▸ **Requirement**: Nothing in the data should change when you return it, but leave the pictures out.

Data records:
╭──
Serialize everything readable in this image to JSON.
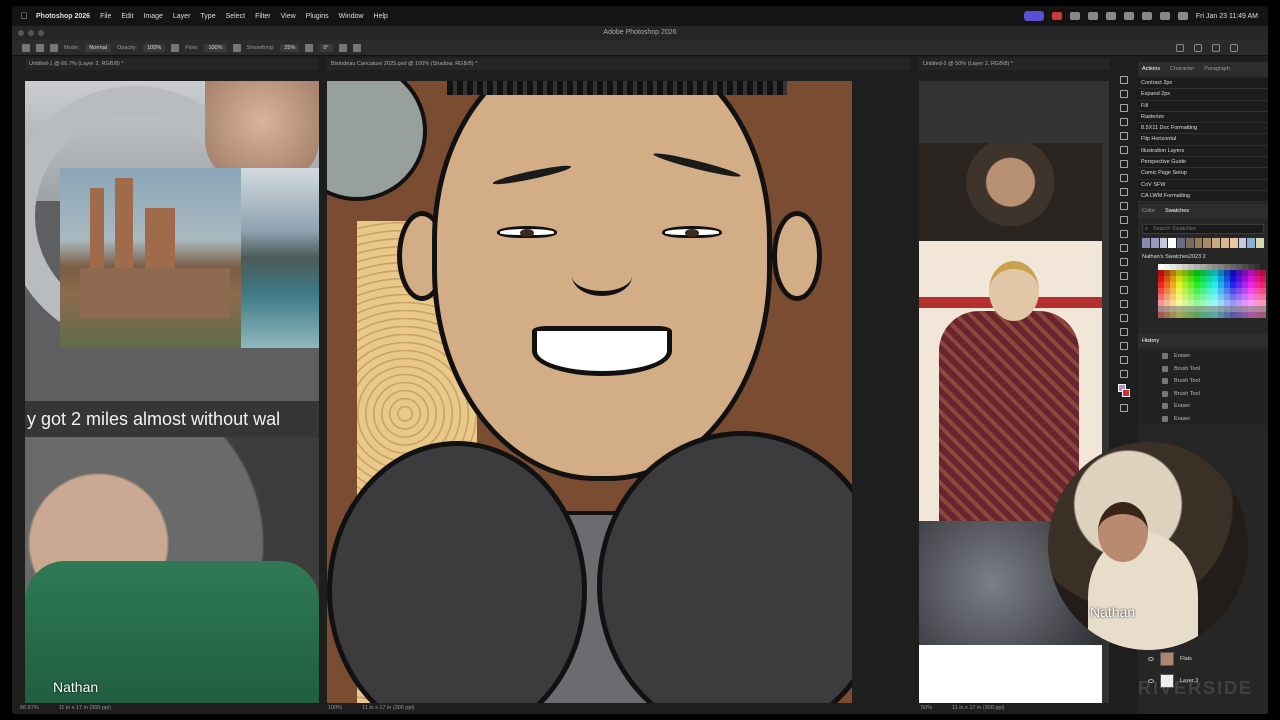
{
  "menubar": {
    "app_name": "Photoshop 2026",
    "items": [
      "File",
      "Edit",
      "Image",
      "Layer",
      "Type",
      "Select",
      "Filter",
      "View",
      "Plugins",
      "Window",
      "Help"
    ],
    "clock": "Fri Jan 23  11:49 AM"
  },
  "window": {
    "title": "Adobe Photoshop 2026"
  },
  "options": {
    "mode_label": "Mode:",
    "mode_value": "Normal",
    "opacity_label": "Opacity:",
    "opacity_value": "100%",
    "flow_label": "Flow:",
    "flow_value": "100%",
    "smoothing_label": "Smoothing:",
    "smoothing_value": "25%",
    "angle_value": "0°"
  },
  "docs": [
    {
      "tab": "Untitled-1 @ 66.7% (Layer 2, RGB/8) *",
      "zoom": "66.67%",
      "size": "11 in x 17 in (300 ppi)"
    },
    {
      "tab": "Bistodeau Caricature 2025.psd @ 100% (Shadow, RGB/8) *",
      "zoom": "100%",
      "size": "11 in x 17 in (300 ppi)"
    },
    {
      "tab": "Untitled-2 @ 50% (Layer 2, RGB/8) *",
      "zoom": "50%",
      "size": "11 in x 17 in (300 ppi)"
    }
  ],
  "left_doc": {
    "caption": "y got 2 miles almost without wal",
    "name_tag": "Nathan"
  },
  "panels": {
    "top_tabs": [
      "Actions",
      "Character",
      "Paragraph"
    ],
    "actions": [
      "Contract 2px",
      "Expand 2px",
      "Fill",
      "Rasterize",
      "8.5X11 Doc Formatting",
      "Flip Horizontal",
      "Illustration Layers",
      "Perspective Guide",
      "Comic Page Setup",
      "CoV SFW",
      "CA LWM Formatting"
    ],
    "swatch_tabs": [
      "Color",
      "Swatches"
    ],
    "search_placeholder": "Search Swatches",
    "swatch_group": "Nathan's Swatches2023 2",
    "history_title": "History",
    "history": [
      "Eraser",
      "Brush Tool",
      "Brush Tool",
      "Brush Tool",
      "Eraser",
      "Eraser"
    ],
    "layers": [
      "Flats",
      "Layer 3"
    ]
  },
  "webcam": {
    "name_tag": "Nathan"
  },
  "watermark": "RIVERSIDE",
  "colors": {
    "foreground": "#b58fc4",
    "background": "#d62d3a",
    "accent": "#5a4fd6"
  }
}
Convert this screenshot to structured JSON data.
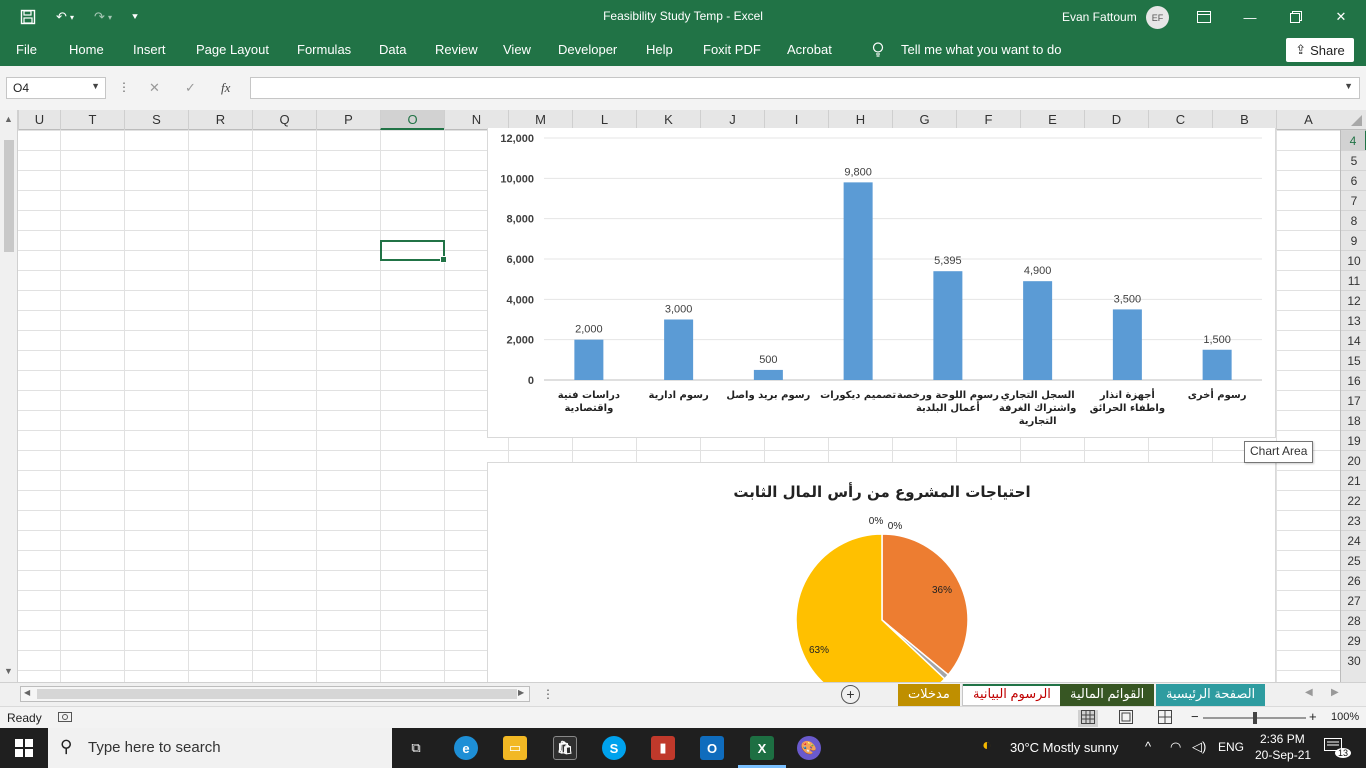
{
  "window": {
    "title": "Feasibility Study Temp  -  Excel",
    "user_name": "Evan Fattoum",
    "user_initials": "EF"
  },
  "ribbon": {
    "tabs": [
      "File",
      "Home",
      "Insert",
      "Page Layout",
      "Formulas",
      "Data",
      "Review",
      "View",
      "Developer",
      "Help",
      "Foxit PDF",
      "Acrobat"
    ],
    "tell_me": "Tell me what you want to do",
    "share": "Share"
  },
  "formula_bar": {
    "name_box": "O4",
    "formula": ""
  },
  "grid": {
    "columns": [
      "U",
      "T",
      "S",
      "R",
      "Q",
      "P",
      "O",
      "N",
      "M",
      "L",
      "K",
      "J",
      "I",
      "H",
      "G",
      "F",
      "E",
      "D",
      "C",
      "B",
      "A"
    ],
    "selected_column": "O",
    "rows": [
      "4",
      "5",
      "6",
      "7",
      "8",
      "9",
      "10",
      "11",
      "12",
      "13",
      "14",
      "15",
      "16",
      "17",
      "18",
      "19",
      "20",
      "21",
      "22",
      "23",
      "24",
      "25",
      "26",
      "27",
      "28",
      "29",
      "30"
    ],
    "selected_row": "4"
  },
  "chart_data": [
    {
      "type": "bar",
      "title": "",
      "categories": [
        "دراسات فنية واقتصادية",
        "رسوم ادارية",
        "رسوم بريد واصل",
        "تصميم ديكورات",
        "رسوم اللوحة ورخصة أعمال البلدية",
        "السجل التجاري واشتراك الغرفة التجارية",
        "أجهزة انذار واطفاء الحرائق",
        "رسوم أخرى"
      ],
      "values": [
        2000,
        3000,
        500,
        9800,
        5395,
        4900,
        3500,
        1500
      ],
      "value_labels": [
        "2,000",
        "3,000",
        "500",
        "9,800",
        "5,395",
        "4,900",
        "3,500",
        "1,500"
      ],
      "y_ticks": [
        "0",
        "2,000",
        "4,000",
        "6,000",
        "8,000",
        "10,000",
        "12,000"
      ],
      "ylim": [
        0,
        12000
      ],
      "grid": true,
      "color": "#5b9bd5"
    },
    {
      "type": "pie",
      "title": "احتياجات المشروع من رأس المال الثابت",
      "values": [
        36,
        1,
        63,
        0,
        0
      ],
      "labels": [
        "36%",
        "",
        "63%",
        "0%",
        "0%"
      ],
      "colors": [
        "#ed7d31",
        "#a5a5a5",
        "#ffc000",
        "#4472c4",
        "#5b9bd5"
      ]
    }
  ],
  "tooltip": "Chart Area",
  "sheet_tabs": [
    {
      "label": "مدخلات",
      "bg": "#bf8f00",
      "fg": "#ffffff"
    },
    {
      "label": "الرسوم البيانية",
      "bg": "#ffffff",
      "fg": "#c00000"
    },
    {
      "label": "القوائم المالية",
      "bg": "#375623",
      "fg": "#ffffff"
    },
    {
      "label": "الصفحة الرئيسية",
      "bg": "#2e9ca0",
      "fg": "#ffffff"
    }
  ],
  "status": {
    "ready": "Ready",
    "zoom": "100%",
    "zoom_fraction": 0.5
  },
  "taskbar": {
    "search_placeholder": "Type here to search",
    "weather": "30°C  Mostly sunny",
    "language": "ENG",
    "time": "2:36 PM",
    "date": "20-Sep-21",
    "notifications": "13"
  }
}
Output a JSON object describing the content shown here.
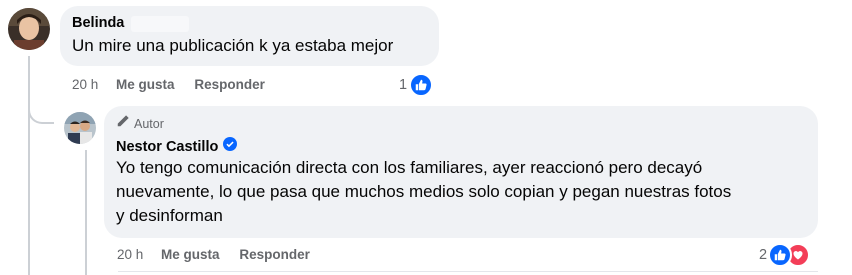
{
  "comment": {
    "author": "Belinda",
    "text": "Un mire una publicación k ya estaba mejor",
    "time": "20 h",
    "like_label": "Me gusta",
    "reply_label": "Responder",
    "reaction_count": "1",
    "reactions": [
      "like-icon"
    ]
  },
  "reply": {
    "author_badge": "Autor",
    "author": "Nestor Castillo",
    "verified_icon": "verified-badge-icon",
    "text_lines": [
      "Yo tengo comunicación directa con los familiares, ayer reaccionó pero decayó",
      "nuevamente, lo que pasa que muchos medios solo copian y pegan nuestras fotos",
      "y desinforman"
    ],
    "time": "20 h",
    "like_label": "Me gusta",
    "reply_label": "Responder",
    "reaction_count": "2",
    "reactions": [
      "like-icon",
      "heart-icon"
    ]
  },
  "colors": {
    "bubble": "#f0f2f5",
    "meta_text": "#65676b",
    "like_blue": "#0866ff",
    "love_red": "#f33e58",
    "verified_blue": "#0866ff"
  }
}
╰──
▸ **Task output**:
Serialize everything readable in this image to JSON.
{
  "menubar": {
    "app_name": "Photoshop 2026",
    "items": [
      "File",
      "Edit",
      "Image",
      "Layer",
      "Type",
      "Select",
      "Filter",
      "View",
      "Plugins",
      "Window",
      "Help"
    ],
    "clock": "Fri Jan 23  11:49 AM"
  },
  "window": {
    "title": "Adobe Photoshop 2026"
  },
  "options": {
    "mode_label": "Mode:",
    "mode_value": "Normal",
    "opacity_label": "Opacity:",
    "opacity_value": "100%",
    "flow_label": "Flow:",
    "flow_value": "100%",
    "smoothing_label": "Smoothing:",
    "smoothing_value": "25%",
    "angle_value": "0°"
  },
  "docs": [
    {
      "tab": "Untitled-1 @ 66.7% (Layer 2, RGB/8) *",
      "zoom": "66.67%",
      "size": "11 in x 17 in (300 ppi)"
    },
    {
      "tab": "Bistodeau Caricature 2025.psd @ 100% (Shadow, RGB/8) *",
      "zoom": "100%",
      "size": "11 in x 17 in (300 ppi)"
    },
    {
      "tab": "Untitled-2 @ 50% (Layer 2, RGB/8) *",
      "zoom": "50%",
      "size": "11 in x 17 in (300 ppi)"
    }
  ],
  "left_doc": {
    "caption": "y got 2 miles almost without wal",
    "name_tag": "Nathan"
  },
  "panels": {
    "top_tabs": [
      "Actions",
      "Character",
      "Paragraph"
    ],
    "actions": [
      "Contract 2px",
      "Expand 2px",
      "Fill",
      "Rasterize",
      "8.5X11 Doc Formatting",
      "Flip Horizontal",
      "Illustration Layers",
      "Perspective Guide",
      "Comic Page Setup",
      "CoV SFW",
      "CA LWM Formatting"
    ],
    "swatch_tabs": [
      "Color",
      "Swatches"
    ],
    "search_placeholder": "Search Swatches",
    "swatch_group": "Nathan's Swatches2023 2",
    "history_title": "History",
    "history": [
      "Eraser",
      "Brush Tool",
      "Brush Tool",
      "Brush Tool",
      "Eraser",
      "Eraser"
    ],
    "layers": [
      "Flats",
      "Layer 3"
    ]
  },
  "webcam": {
    "name_tag": "Nathan"
  },
  "watermark": "RIVERSIDE",
  "colors": {
    "foreground": "#b58fc4",
    "background": "#d62d3a",
    "accent": "#5a4fd6"
  }
}
Convert this screenshot to structured JSON data.
{
  "window": {
    "title": "Feasibility Study Temp  -  Excel",
    "user_name": "Evan Fattoum",
    "user_initials": "EF"
  },
  "ribbon": {
    "tabs": [
      "File",
      "Home",
      "Insert",
      "Page Layout",
      "Formulas",
      "Data",
      "Review",
      "View",
      "Developer",
      "Help",
      "Foxit PDF",
      "Acrobat"
    ],
    "tell_me": "Tell me what you want to do",
    "share": "Share"
  },
  "formula_bar": {
    "name_box": "O4",
    "formula": ""
  },
  "grid": {
    "columns": [
      "U",
      "T",
      "S",
      "R",
      "Q",
      "P",
      "O",
      "N",
      "M",
      "L",
      "K",
      "J",
      "I",
      "H",
      "G",
      "F",
      "E",
      "D",
      "C",
      "B",
      "A"
    ],
    "selected_column": "O",
    "rows": [
      "4",
      "5",
      "6",
      "7",
      "8",
      "9",
      "10",
      "11",
      "12",
      "13",
      "14",
      "15",
      "16",
      "17",
      "18",
      "19",
      "20",
      "21",
      "22",
      "23",
      "24",
      "25",
      "26",
      "27",
      "28",
      "29",
      "30"
    ],
    "selected_row": "4"
  },
  "chart_data": [
    {
      "type": "bar",
      "title": "",
      "categories": [
        "دراسات فنية واقتصادية",
        "رسوم ادارية",
        "رسوم بريد واصل",
        "تصميم ديكورات",
        "رسوم اللوحة ورخصة أعمال البلدية",
        "السجل التجاري واشتراك الغرفة التجارية",
        "أجهزة انذار واطفاء الحرائق",
        "رسوم أخرى"
      ],
      "values": [
        2000,
        3000,
        500,
        9800,
        5395,
        4900,
        3500,
        1500
      ],
      "value_labels": [
        "2,000",
        "3,000",
        "500",
        "9,800",
        "5,395",
        "4,900",
        "3,500",
        "1,500"
      ],
      "y_ticks": [
        "0",
        "2,000",
        "4,000",
        "6,000",
        "8,000",
        "10,000",
        "12,000"
      ],
      "ylim": [
        0,
        12000
      ],
      "grid": true,
      "color": "#5b9bd5"
    },
    {
      "type": "pie",
      "title": "احتياجات المشروع من رأس المال الثابت",
      "values": [
        36,
        1,
        63,
        0,
        0
      ],
      "labels": [
        "36%",
        "",
        "63%",
        "0%",
        "0%"
      ],
      "colors": [
        "#ed7d31",
        "#a5a5a5",
        "#ffc000",
        "#4472c4",
        "#5b9bd5"
      ]
    }
  ],
  "tooltip": "Chart Area",
  "sheet_tabs": [
    {
      "label": "مدخلات",
      "bg": "#bf8f00",
      "fg": "#ffffff"
    },
    {
      "label": "الرسوم البيانية",
      "bg": "#ffffff",
      "fg": "#c00000"
    },
    {
      "label": "القوائم المالية",
      "bg": "#375623",
      "fg": "#ffffff"
    },
    {
      "label": "الصفحة الرئيسية",
      "bg": "#2e9ca0",
      "fg": "#ffffff"
    }
  ],
  "status": {
    "ready": "Ready",
    "zoom": "100%",
    "zoom_fraction": 0.5
  },
  "taskbar": {
    "search_placeholder": "Type here to search",
    "weather": "30°C  Mostly sunny",
    "language": "ENG",
    "time": "2:36 PM",
    "date": "20-Sep-21",
    "notifications": "13"
  }
}
Output a JSON object describing the content shown here.
{
  "comment": {
    "author": "Belinda",
    "text": "Un mire una publicación k ya estaba mejor",
    "time": "20 h",
    "like_label": "Me gusta",
    "reply_label": "Responder",
    "reaction_count": "1",
    "reactions": [
      "like-icon"
    ]
  },
  "reply": {
    "author_badge": "Autor",
    "author": "Nestor Castillo",
    "verified_icon": "verified-badge-icon",
    "text_lines": [
      "Yo tengo comunicación directa con los familiares, ayer reaccionó pero decayó",
      "nuevamente, lo que pasa que muchos medios solo copian y pegan nuestras fotos",
      "y desinforman"
    ],
    "time": "20 h",
    "like_label": "Me gusta",
    "reply_label": "Responder",
    "reaction_count": "2",
    "reactions": [
      "like-icon",
      "heart-icon"
    ]
  },
  "colors": {
    "bubble": "#f0f2f5",
    "meta_text": "#65676b",
    "like_blue": "#0866ff",
    "love_red": "#f33e58",
    "verified_blue": "#0866ff"
  }
}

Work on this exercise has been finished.